(Extracted records)

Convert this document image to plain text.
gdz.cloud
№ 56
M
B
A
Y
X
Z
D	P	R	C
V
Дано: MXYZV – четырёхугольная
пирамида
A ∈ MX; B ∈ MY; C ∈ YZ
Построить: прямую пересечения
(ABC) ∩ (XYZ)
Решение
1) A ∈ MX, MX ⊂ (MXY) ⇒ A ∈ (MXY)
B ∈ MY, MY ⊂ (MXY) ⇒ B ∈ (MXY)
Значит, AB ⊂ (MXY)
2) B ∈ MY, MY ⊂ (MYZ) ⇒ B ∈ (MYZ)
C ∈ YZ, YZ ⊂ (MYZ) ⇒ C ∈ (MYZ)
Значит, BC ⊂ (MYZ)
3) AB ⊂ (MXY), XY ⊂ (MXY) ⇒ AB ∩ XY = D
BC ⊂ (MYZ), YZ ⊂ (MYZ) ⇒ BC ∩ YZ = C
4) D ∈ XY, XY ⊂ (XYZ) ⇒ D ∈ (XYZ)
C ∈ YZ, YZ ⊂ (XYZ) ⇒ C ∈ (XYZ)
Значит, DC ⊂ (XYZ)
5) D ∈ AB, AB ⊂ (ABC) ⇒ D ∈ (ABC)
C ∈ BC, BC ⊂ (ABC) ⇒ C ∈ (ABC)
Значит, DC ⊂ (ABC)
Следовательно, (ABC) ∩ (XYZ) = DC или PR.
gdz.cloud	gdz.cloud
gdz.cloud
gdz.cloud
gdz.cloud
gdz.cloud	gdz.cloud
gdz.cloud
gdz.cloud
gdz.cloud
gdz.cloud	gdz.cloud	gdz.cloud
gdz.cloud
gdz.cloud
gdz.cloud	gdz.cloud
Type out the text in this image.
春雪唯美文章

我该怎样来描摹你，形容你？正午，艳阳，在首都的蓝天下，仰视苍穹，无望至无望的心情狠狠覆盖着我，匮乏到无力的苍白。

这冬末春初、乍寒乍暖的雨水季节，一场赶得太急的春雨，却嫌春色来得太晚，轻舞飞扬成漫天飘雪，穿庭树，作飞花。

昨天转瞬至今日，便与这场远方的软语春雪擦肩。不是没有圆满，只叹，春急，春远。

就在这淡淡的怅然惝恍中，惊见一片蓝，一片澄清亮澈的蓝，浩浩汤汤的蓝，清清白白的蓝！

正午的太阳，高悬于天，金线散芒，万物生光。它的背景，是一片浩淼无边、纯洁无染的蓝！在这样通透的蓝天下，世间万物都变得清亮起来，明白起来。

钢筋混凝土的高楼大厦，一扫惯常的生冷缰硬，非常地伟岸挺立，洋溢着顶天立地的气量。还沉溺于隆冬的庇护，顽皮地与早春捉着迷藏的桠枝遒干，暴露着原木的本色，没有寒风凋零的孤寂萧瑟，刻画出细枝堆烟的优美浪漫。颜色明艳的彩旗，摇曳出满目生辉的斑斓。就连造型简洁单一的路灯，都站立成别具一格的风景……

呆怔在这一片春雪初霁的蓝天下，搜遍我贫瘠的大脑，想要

TASK TO CARRY OUT → Please set down all the data word for word.

OUTPUT FOR THIS TASK →
Convert this document image to plain text.
gdz.cloud
№ 56
M
B
A
Y
X
Z
D	P	R	C
V
Дано: MXYZV – четырёхугольная
пирамида
A ∈ MX; B ∈ MY; C ∈ YZ
Построить: прямую пересечения
(ABC) ∩ (XYZ)
Решение
1) A ∈ MX, MX ⊂ (MXY) ⇒ A ∈ (MXY)
B ∈ MY, MY ⊂ (MXY) ⇒ B ∈ (MXY)
Значит, AB ⊂ (MXY)
2) B ∈ MY, MY ⊂ (MYZ) ⇒ B ∈ (MYZ)
C ∈ YZ, YZ ⊂ (MYZ) ⇒ C ∈ (MYZ)
Значит, BC ⊂ (MYZ)
3) AB ⊂ (MXY), XY ⊂ (MXY) ⇒ AB ∩ XY = D
BC ⊂ (MYZ), YZ ⊂ (MYZ) ⇒ BC ∩ YZ = C
4) D ∈ XY, XY ⊂ (XYZ) ⇒ D ∈ (XYZ)
C ∈ YZ, YZ ⊂ (XYZ) ⇒ C ∈ (XYZ)
Значит, DC ⊂ (XYZ)
5) D ∈ AB, AB ⊂ (ABC) ⇒ D ∈ (ABC)
C ∈ BC, BC ⊂ (ABC) ⇒ C ∈ (ABC)
Значит, DC ⊂ (ABC)
Следовательно, (ABC) ∩ (XYZ) = DC или PR.
gdz.cloud	gdz.cloud
gdz.cloud
gdz.cloud
gdz.cloud
gdz.cloud	gdz.cloud
gdz.cloud
gdz.cloud
gdz.cloud
gdz.cloud	gdz.cloud	gdz.cloud
gdz.cloud
gdz.cloud
gdz.cloud	gdz.cloud
Type out the text in this image.
春雪唯美文章

我该怎样来描摹你，形容你？正午，艳阳，在首都的蓝天下，仰视苍穹，无望至无望的心情狠狠覆盖着我，匮乏到无力的苍白。

这冬末春初、乍寒乍暖的雨水季节，一场赶得太急的春雨，却嫌春色来得太晚，轻舞飞扬成漫天飘雪，穿庭树，作飞花。

昨天转瞬至今日，便与这场远方的软语春雪擦肩。不是没有圆满，只叹，春急，春远。

就在这淡淡的怅然惝恍中，惊见一片蓝，一片澄清亮澈的蓝，浩浩汤汤的蓝，清清白白的蓝！

正午的太阳，高悬于天，金线散芒，万物生光。它的背景，是一片浩淼无边、纯洁无染的蓝！在这样通透的蓝天下，世间万物都变得清亮起来，明白起来。

钢筋混凝土的高楼大厦，一扫惯常的生冷缰硬，非常地伟岸挺立，洋溢着顶天立地的气量。还沉溺于隆冬的庇护，顽皮地与早春捉着迷藏的桠枝遒干，暴露着原木的本色，没有寒风凋零的孤寂萧瑟，刻画出细枝堆烟的优美浪漫。颜色明艳的彩旗，摇曳出满目生辉的斑斓。就连造型简洁单一的路灯，都站立成别具一格的风景……

呆怔在这一片春雪初霁的蓝天下，搜遍我贫瘠的大脑，想要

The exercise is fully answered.